> [BRIEF]
Retype all of the data that follows, line for line.

> [Extracted data entries]
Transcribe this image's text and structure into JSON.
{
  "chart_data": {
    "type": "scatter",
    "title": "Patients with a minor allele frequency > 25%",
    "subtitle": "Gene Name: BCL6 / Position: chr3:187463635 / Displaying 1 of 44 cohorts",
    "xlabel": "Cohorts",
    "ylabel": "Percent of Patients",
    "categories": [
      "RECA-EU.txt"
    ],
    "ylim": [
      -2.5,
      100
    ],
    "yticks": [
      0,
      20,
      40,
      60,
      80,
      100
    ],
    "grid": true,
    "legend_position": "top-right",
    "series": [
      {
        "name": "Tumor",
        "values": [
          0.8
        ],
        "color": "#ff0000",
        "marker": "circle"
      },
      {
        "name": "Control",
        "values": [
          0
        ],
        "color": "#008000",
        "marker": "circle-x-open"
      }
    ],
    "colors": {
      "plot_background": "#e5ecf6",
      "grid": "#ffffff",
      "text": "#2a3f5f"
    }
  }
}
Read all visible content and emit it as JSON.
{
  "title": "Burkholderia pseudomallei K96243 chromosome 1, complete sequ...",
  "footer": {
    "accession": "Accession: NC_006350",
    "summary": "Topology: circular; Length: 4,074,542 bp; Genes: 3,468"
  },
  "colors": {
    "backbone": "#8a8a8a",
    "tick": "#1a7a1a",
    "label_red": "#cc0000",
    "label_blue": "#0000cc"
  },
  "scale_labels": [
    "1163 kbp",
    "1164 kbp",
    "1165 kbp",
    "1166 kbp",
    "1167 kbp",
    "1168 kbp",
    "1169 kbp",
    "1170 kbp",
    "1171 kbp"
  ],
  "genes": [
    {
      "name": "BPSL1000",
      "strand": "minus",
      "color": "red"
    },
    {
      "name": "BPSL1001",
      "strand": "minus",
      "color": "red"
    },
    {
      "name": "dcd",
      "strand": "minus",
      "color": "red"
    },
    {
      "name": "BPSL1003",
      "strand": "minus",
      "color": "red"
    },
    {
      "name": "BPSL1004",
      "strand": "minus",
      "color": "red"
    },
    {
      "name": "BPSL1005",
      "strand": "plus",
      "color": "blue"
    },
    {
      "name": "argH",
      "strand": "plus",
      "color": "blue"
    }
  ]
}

> [PROBLEM SOLUTION]
Transcribe this image's text and structure into JSON.
{
  "chart_data": {
    "type": "scatter",
    "title": "Patients with a minor allele frequency > 25%",
    "subtitle": "Gene Name: BCL6 / Position: chr3:187463635 / Displaying 1 of 44 cohorts",
    "xlabel": "Cohorts",
    "ylabel": "Percent of Patients",
    "categories": [
      "RECA-EU.txt"
    ],
    "ylim": [
      -2.5,
      100
    ],
    "yticks": [
      0,
      20,
      40,
      60,
      80,
      100
    ],
    "grid": true,
    "legend_position": "top-right",
    "series": [
      {
        "name": "Tumor",
        "values": [
          0.8
        ],
        "color": "#ff0000",
        "marker": "circle"
      },
      {
        "name": "Control",
        "values": [
          0
        ],
        "color": "#008000",
        "marker": "circle-x-open"
      }
    ],
    "colors": {
      "plot_background": "#e5ecf6",
      "grid": "#ffffff",
      "text": "#2a3f5f"
    }
  }
}
Read all visible content and emit it as JSON.
{
  "title": "Burkholderia pseudomallei K96243 chromosome 1, complete sequ...",
  "footer": {
    "accession": "Accession: NC_006350",
    "summary": "Topology: circular; Length: 4,074,542 bp; Genes: 3,468"
  },
  "colors": {
    "backbone": "#8a8a8a",
    "tick": "#1a7a1a",
    "label_red": "#cc0000",
    "label_blue": "#0000cc"
  },
  "scale_labels": [
    "1163 kbp",
    "1164 kbp",
    "1165 kbp",
    "1166 kbp",
    "1167 kbp",
    "1168 kbp",
    "1169 kbp",
    "1170 kbp",
    "1171 kbp"
  ],
  "genes": [
    {
      "name": "BPSL1000",
      "strand": "minus",
      "color": "red"
    },
    {
      "name": "BPSL1001",
      "strand": "minus",
      "color": "red"
    },
    {
      "name": "dcd",
      "strand": "minus",
      "color": "red"
    },
    {
      "name": "BPSL1003",
      "strand": "minus",
      "color": "red"
    },
    {
      "name": "BPSL1004",
      "strand": "minus",
      "color": "red"
    },
    {
      "name": "BPSL1005",
      "strand": "plus",
      "color": "blue"
    },
    {
      "name": "argH",
      "strand": "plus",
      "color": "blue"
    }
  ]
}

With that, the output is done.